==== Selected extract ====

Enterprise IT purchasers kept Amazon Web Services (AWS) atop the provider list for Infrastructure-as-a-Service (IaaS), according to the 451 Research Vendor Window assessment for IaaS, released this week. In fact, 57 percent of enterprise IaaS customers rely on AWS, compared with 42 percent who use Microsoft Azure, the report found. IT professionals are most likely to mention Azure as the provider they will evaluate as their next IaaS supplier.
In 2014, Rackspace took itself out of the acquisition market, named Taylor Rhodes as CEO, and announced it would focus on managed cloud, a move that apparently paid off given the company's success in the 451 Research report.
"Rackspace is on par with AWS for its ability to fulfill customer IaaS needs and is the highest-rated IaaS provider for Guaranteed SLAs, consistent with Rackspace’s new managed cloud positioning," the researcher wrote.
"While the 2015 Vendor Window for IaaS shows Amazon Web Services as the clear leader based on multiple metrics, Microsoft Azure, Rackspace and VMware’s vCloud Air are becoming competitive challengers," said Michelle Bailey, Senior Vice President, Digital Infrastructure and Data Strategy, in a statement. "As more mainstream customers move business-critical workloads to cloud environments, the decision criteria for evaluating potential vendors change relative to early cloud adopters, and in turn so do the vendors under consideration."
IT organizations continue to invest heavily in on-premise private cloud, the approach Door to Door currently takes. Seventy percent of enterprises surveyed use VMware ESX and vCloud solutions, according to 451 Research. VMware and partner solution Cisco UCS garnered the highest ratings for promise and fulfilment, especially in terms of company brand and platform reliability, the study found. However, more than 70 percent of VMware's customers also had deployed an alternative cloud platform such as OpenStack, CloudStack, or Microsoft Cloud OS, said Scott Ottaway, vice president of Cloud Services and Data Research at 451 Research. Open source solutions, including those from major hardware vendors including HP, IBM, Red Hat, and Citrix, increasingly place pressure on VMware's dominance, especially for mobile and cloud-native applications, he said.

====

** Exercise description **
Continue the article above on the 451 Research assessment of enterprise IaaS providers, picking up after its final paragraph.

==== Information provided ====

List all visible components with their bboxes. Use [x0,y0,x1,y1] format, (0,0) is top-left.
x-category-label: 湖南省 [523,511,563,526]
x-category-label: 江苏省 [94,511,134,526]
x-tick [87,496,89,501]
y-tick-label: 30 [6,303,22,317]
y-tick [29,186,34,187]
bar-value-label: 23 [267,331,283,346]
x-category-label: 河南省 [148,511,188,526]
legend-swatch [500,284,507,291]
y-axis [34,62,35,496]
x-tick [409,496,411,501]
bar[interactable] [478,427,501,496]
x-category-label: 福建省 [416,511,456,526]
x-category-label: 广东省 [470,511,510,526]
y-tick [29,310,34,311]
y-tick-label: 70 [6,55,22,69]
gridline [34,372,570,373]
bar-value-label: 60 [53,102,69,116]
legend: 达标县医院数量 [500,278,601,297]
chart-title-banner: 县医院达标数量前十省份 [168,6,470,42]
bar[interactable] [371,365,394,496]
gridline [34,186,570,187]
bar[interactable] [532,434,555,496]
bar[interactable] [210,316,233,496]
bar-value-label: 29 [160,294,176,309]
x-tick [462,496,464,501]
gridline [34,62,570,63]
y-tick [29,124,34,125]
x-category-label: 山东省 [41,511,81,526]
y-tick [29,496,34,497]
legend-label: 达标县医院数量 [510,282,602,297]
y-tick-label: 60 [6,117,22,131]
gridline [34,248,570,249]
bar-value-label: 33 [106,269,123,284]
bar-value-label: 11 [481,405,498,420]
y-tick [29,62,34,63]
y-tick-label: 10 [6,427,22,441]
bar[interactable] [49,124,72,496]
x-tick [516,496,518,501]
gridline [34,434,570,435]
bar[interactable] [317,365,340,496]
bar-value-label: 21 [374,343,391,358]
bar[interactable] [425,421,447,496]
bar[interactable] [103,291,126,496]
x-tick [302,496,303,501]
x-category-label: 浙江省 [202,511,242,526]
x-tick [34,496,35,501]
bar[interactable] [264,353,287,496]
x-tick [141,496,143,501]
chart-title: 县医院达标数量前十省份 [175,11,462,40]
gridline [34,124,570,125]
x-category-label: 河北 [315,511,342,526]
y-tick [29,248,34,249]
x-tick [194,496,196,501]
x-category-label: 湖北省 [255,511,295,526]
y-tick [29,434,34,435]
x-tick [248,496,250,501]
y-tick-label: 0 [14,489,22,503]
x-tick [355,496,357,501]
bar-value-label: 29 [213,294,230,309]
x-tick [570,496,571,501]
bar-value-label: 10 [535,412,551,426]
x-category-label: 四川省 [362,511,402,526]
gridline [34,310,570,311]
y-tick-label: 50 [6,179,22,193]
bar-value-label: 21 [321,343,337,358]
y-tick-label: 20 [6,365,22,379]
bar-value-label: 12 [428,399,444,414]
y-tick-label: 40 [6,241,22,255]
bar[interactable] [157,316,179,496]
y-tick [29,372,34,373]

====

** Response to the task **
When it comes to hosted private cloud, 34 percent of those surveyed currently use this approach – but the market is highly segmented. Cloud providers with less than 3 percent marketshare represent more than half currently used vendors, the report found. Rackspace took one-fifth of the market, and enterprises also cited Verizon, CenturyLink, AT&T, and VMware vCloud Air, 451 Research said. Perhaps unsurprisingly, enterprises are most likely to use this platform for mission critical applications. Organizations that moved too quickly into cloud may consider moving applications or data back onto private cloud after a post-transition review, CompTIA found in a study released in March.
For its part, Door to Door is considering how it will use cloud to help further its business goals. The company wants to use the infrastructure in areas such as disaster recovery, fail-over, and automation for service level agreements, said Lems. "We're in a hosted environment so at least we don't have to maintain our own equipment. It's private, but we're looking at private. Absolutely cloud is going to be key to us for growing at the rate we want to grow at."
Lems primarily is weighing AWS versus Microsoft Azure. While working at EDS several years ago, Lems used AWS and that experience created a high comfort level, he said.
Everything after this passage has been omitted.